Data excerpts

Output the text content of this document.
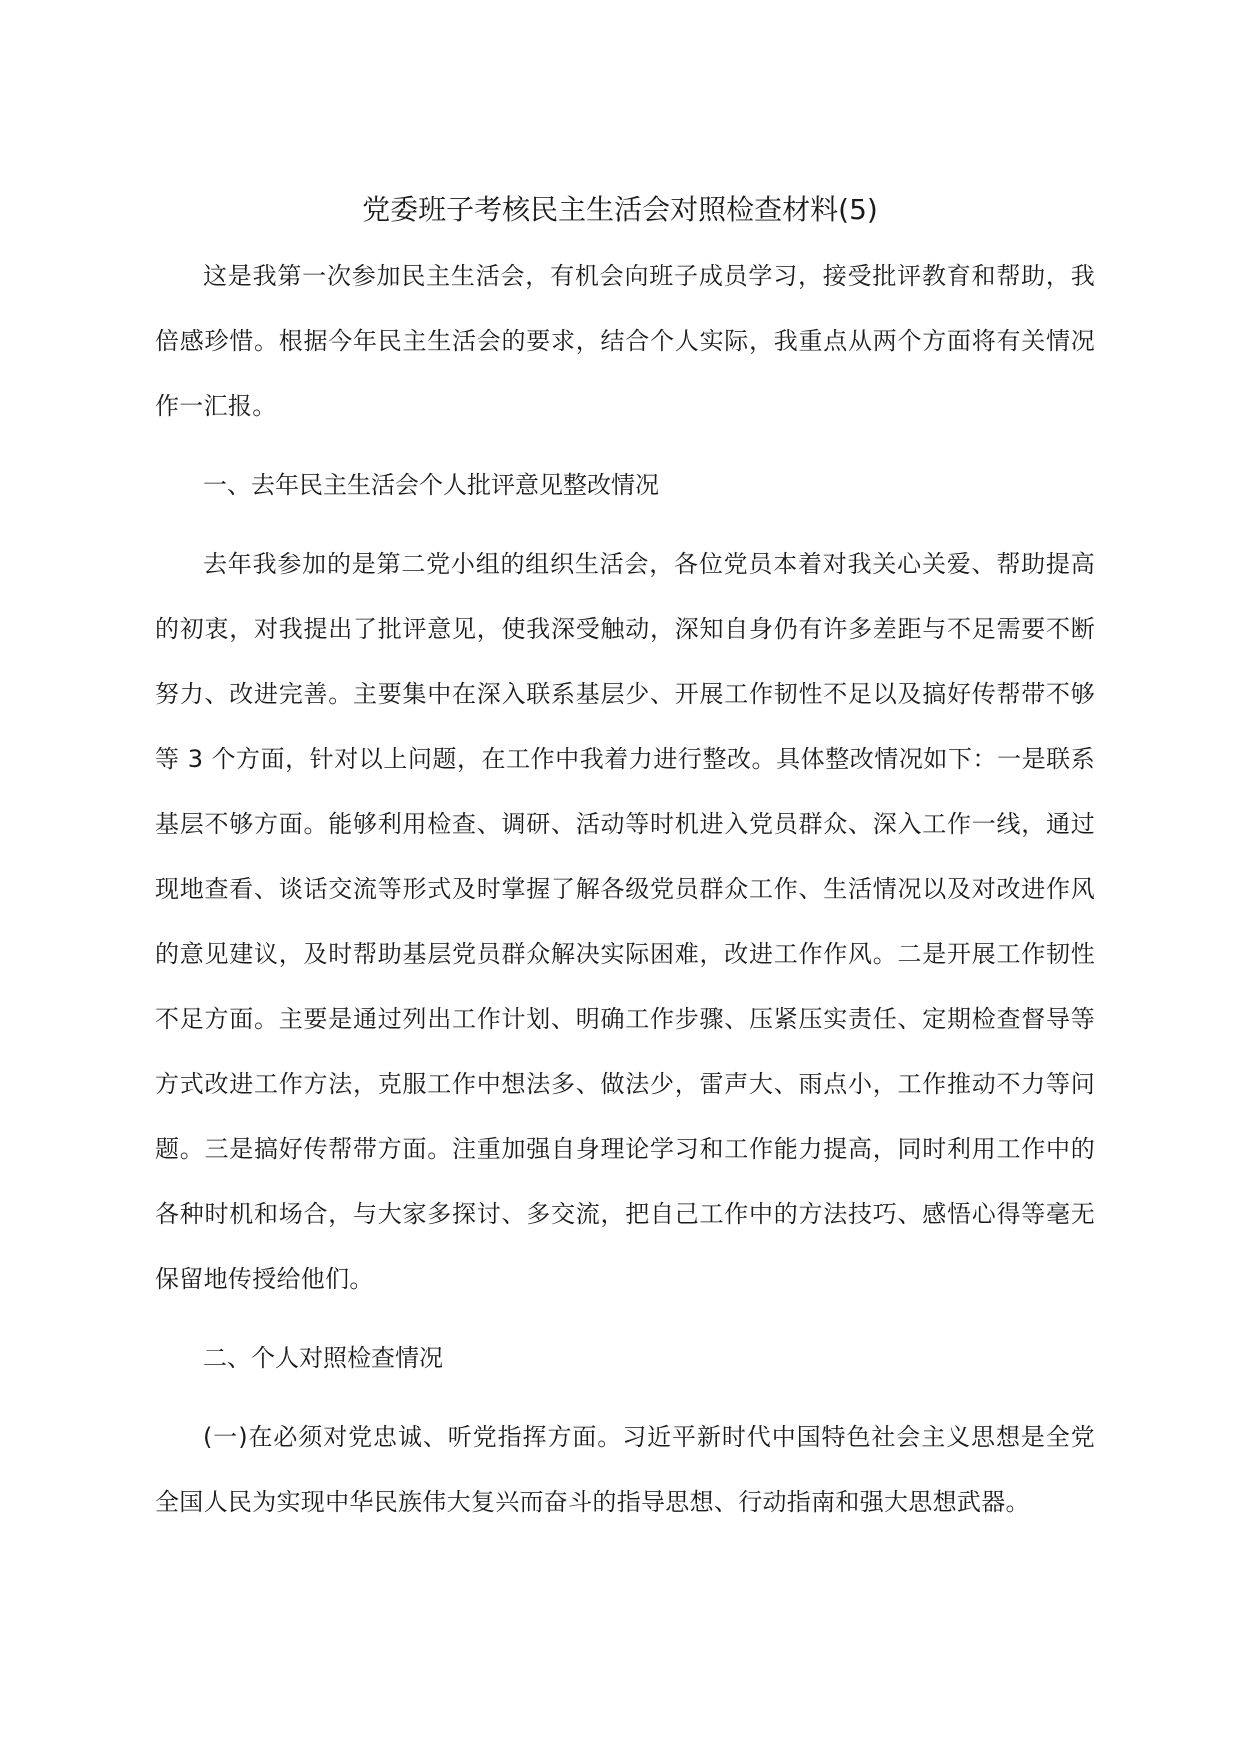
党委班子考核民主生活会对照检查材料(5)

这是我第一次参加民主生活会，有机会向班子成员学习，接受批评教育和帮助，我倍感珍惜。根据今年民主生活会的要求，结合个人实际，我重点从两个方面将有关情况作一汇报。

一、去年民主生活会个人批评意见整改情况

去年我参加的是第二党小组的组织生活会，各位党员本着对我关心关爱、帮助提高的初衷，对我提出了批评意见，使我深受触动，深知自身仍有许多差距与不足需要不断努力、改进完善。主要集中在深入联系基层少、开展工作韧性不足以及搞好传帮带不够等 3 个方面，针对以上问题，在工作中我着力进行整改。具体整改情况如下：一是联系基层不够方面。能够利用检查、调研、活动等时机进入党员群众、深入工作一线，通过现地查看、谈话交流等形式及时掌握了解各级党员群众工作、生活情况以及对改进作风的意见建议，及时帮助基层党员群众解决实际困难，改进工作作风。二是开展工作韧性不足方面。主要是通过列出工作计划、明确工作步骤、压紧压实责任、定期检查督导等方式改进工作方法，克服工作中想法多、做法少，雷声大、雨点小，工作推动不力等问题。三是搞好传帮带方面。注重加强自身理论学习和工作能力提高，同时利用工作中的各种时机和场合，与大家多探讨、多交流，把自己工作中的方法技巧、感悟心得等毫无保留地传授给他们。

二、个人对照检查情况

(一)在必须对党忠诚、听党指挥方面。习近平新时代中国特色社会主义思想是全党全国人民为实现中华民族伟大复兴而奋斗的指导思想、行动指南和强大思想武器。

* _SET EXERCISE_
Exclude every picture and copy the remaining data exactly.

* _SOLVED PROBLEM_
Output the text content of this document.
党委班子考核民主生活会对照检查材料(5)

这是我第一次参加民主生活会，有机会向班子成员学习，接受批评教育和帮助，我倍感珍惜。根据今年民主生活会的要求，结合个人实际，我重点从两个方面将有关情况作一汇报。

一、去年民主生活会个人批评意见整改情况

去年我参加的是第二党小组的组织生活会，各位党员本着对我关心关爱、帮助提高的初衷，对我提出了批评意见，使我深受触动，深知自身仍有许多差距与不足需要不断努力、改进完善。主要集中在深入联系基层少、开展工作韧性不足以及搞好传帮带不够等 3 个方面，针对以上问题，在工作中我着力进行整改。具体整改情况如下：一是联系基层不够方面。能够利用检查、调研、活动等时机进入党员群众、深入工作一线，通过现地查看、谈话交流等形式及时掌握了解各级党员群众工作、生活情况以及对改进作风的意见建议，及时帮助基层党员群众解决实际困难，改进工作作风。二是开展工作韧性不足方面。主要是通过列出工作计划、明确工作步骤、压紧压实责任、定期检查督导等方式改进工作方法，克服工作中想法多、做法少，雷声大、雨点小，工作推动不力等问题。三是搞好传帮带方面。注重加强自身理论学习和工作能力提高，同时利用工作中的各种时机和场合，与大家多探讨、多交流，把自己工作中的方法技巧、感悟心得等毫无保留地传授给他们。

二、个人对照检查情况

(一)在必须对党忠诚、听党指挥方面。习近平新时代中国特色社会主义思想是全党全国人民为实现中华民族伟大复兴而奋斗的指导思想、行动指南和强大思想武器。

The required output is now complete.